Please output every line of the material as it stands, without the pictures.

━━━━━ Records for this task

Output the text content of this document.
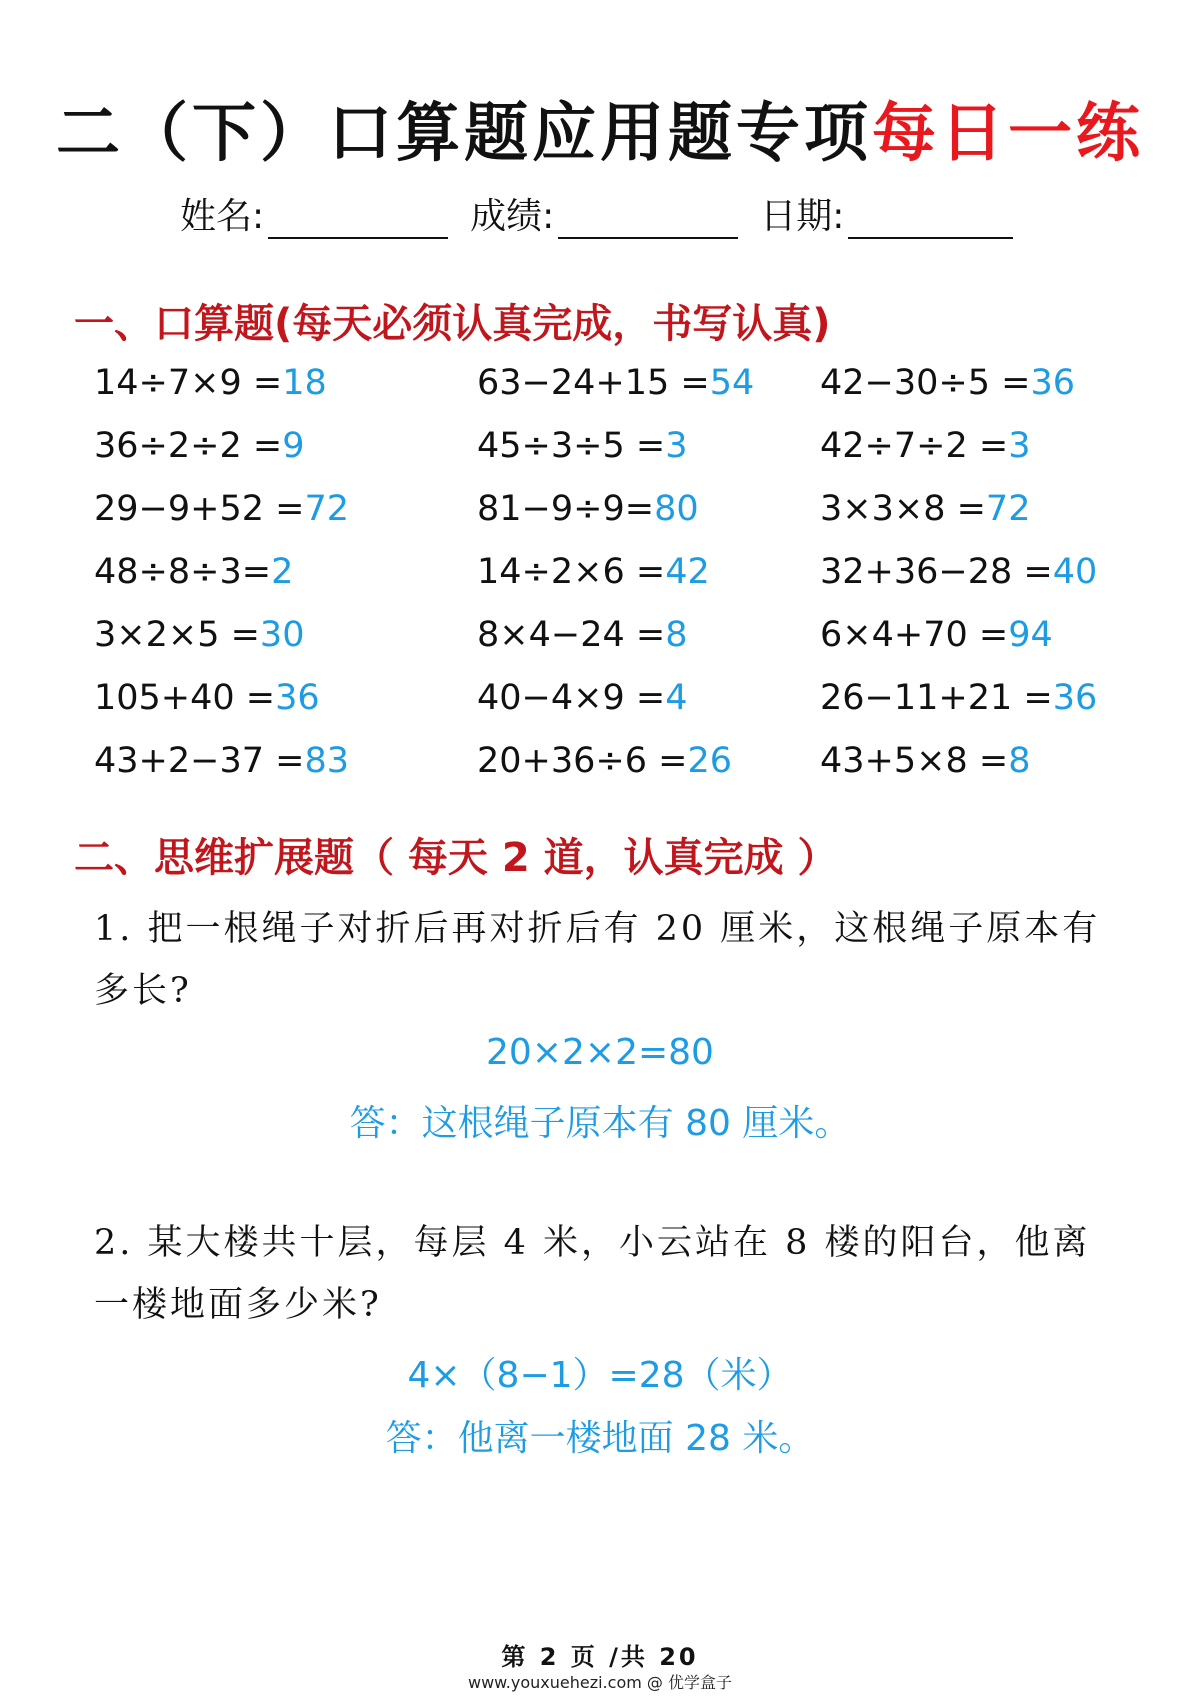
二（下）口算题应用题专项每日一练
姓名:	成绩:	日期:
一、口算题(每天必须认真完成，书写认真)
14÷7×9 =18	63−24+15 =54 42−30÷5 =36
36÷2÷2 =9	45÷3÷5 =3	42÷7÷2 =3
29−9+52 =72	81−9÷9=80	3×3×8 =72
48÷8÷3=2	14÷2×6 =42	32+36−28 =40
3×2×5 =30	8×4−24 =8	6×4+70 =94
105+40 =36	40−4×9 =4	26−11+21 =36
43+2−37 =83	20+36÷6 =26	43+5×8 =8
二、思维扩展题（ 每天 2 道，认真完成 ）
1. 把一根绳子对折后再对折后有 20 厘米，这根绳子原本有多长?
20×2×2=80
答：这根绳子原本有 80 厘米。
2. 某大楼共十层，每层 4 米，小云站在 8 楼的阳台，他离一楼地面多少米?
4×（8−1）=28（米）
答：他离一楼地面 28 米。
第 2 页 /共 20
www.youxuehezi.com @ 优学盒子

━━━━━━━━━━

Solution to this task:
Output the text content of this document.
二（下）口算题应用题专项每日一练
姓名:	成绩:	日期:
一、口算题(每天必须认真完成，书写认真)
14÷7×9 =18	63−24+15 =54 42−30÷5 =36
36÷2÷2 =9	45÷3÷5 =3	42÷7÷2 =3
29−9+52 =72	81−9÷9=80	3×3×8 =72
48÷8÷3=2	14÷2×6 =42	32+36−28 =40
3×2×5 =30	8×4−24 =8	6×4+70 =94
105+40 =36	40−4×9 =4	26−11+21 =36
43+2−37 =83	20+36÷6 =26	43+5×8 =8
二、思维扩展题（ 每天 2 道，认真完成 ）
1. 把一根绳子对折后再对折后有 20 厘米，这根绳子原本有多长?
20×2×2=80
答：这根绳子原本有 80 厘米。
2. 某大楼共十层，每层 4 米，小云站在 8 楼的阳台，他离一楼地面多少米?
4×（8−1）=28（米）
答：他离一楼地面 28 米。
第 2 页 /共 20
www.youxuehezi.com @ 优学盒子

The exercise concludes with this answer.